Stated task » Find each line that has the string "JSON" and give the total, with nothing else.
—————
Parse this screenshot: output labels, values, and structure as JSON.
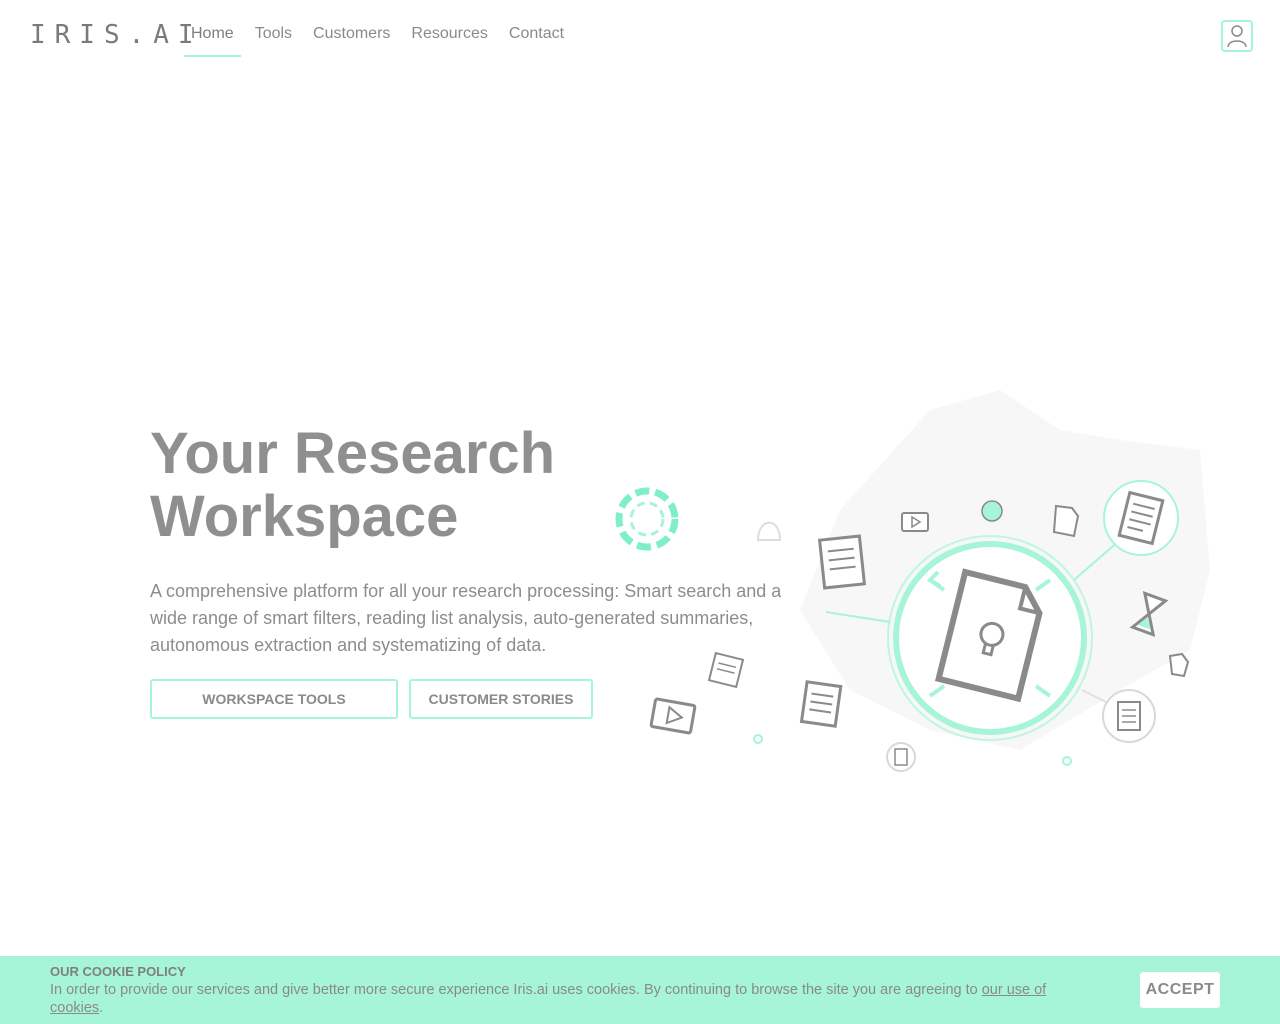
{
  "header": {
    "logo": "IRIS.AI",
    "nav": [
      {
        "label": "Home",
        "active": true
      },
      {
        "label": "Tools"
      },
      {
        "label": "Customers"
      },
      {
        "label": "Resources"
      },
      {
        "label": "Contact"
      }
    ],
    "user_icon": "user-icon"
  },
  "hero": {
    "title_line1": "Your Research",
    "title_line2": "Workspace",
    "description": "A comprehensive platform for all your research processing: Smart search and a wide range of smart filters, reading list analysis, auto-generated summaries, autonomous extraction and systematizing of data.",
    "buttons": {
      "tools": "WORKSPACE TOOLS",
      "stories": "CUSTOMER STORIES"
    }
  },
  "cookie": {
    "title": "OUR COOKIE POLICY",
    "text": "In order to provide our services and give better more secure experience Iris.ai uses cookies. By continuing to browse the site you are agreeing to ",
    "link": "our use of cookies",
    "period": ".",
    "accept": "ACCEPT"
  },
  "colors": {
    "accent": "#a6f5d7",
    "accent_strong": "#7ff0c6",
    "text": "#8a8a8a"
  }
}
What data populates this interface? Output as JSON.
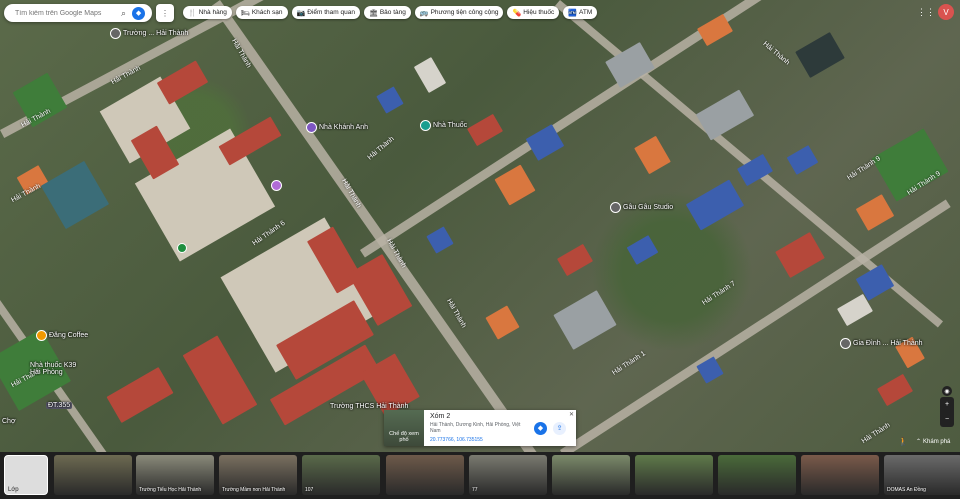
—————
Output for this exercise » 2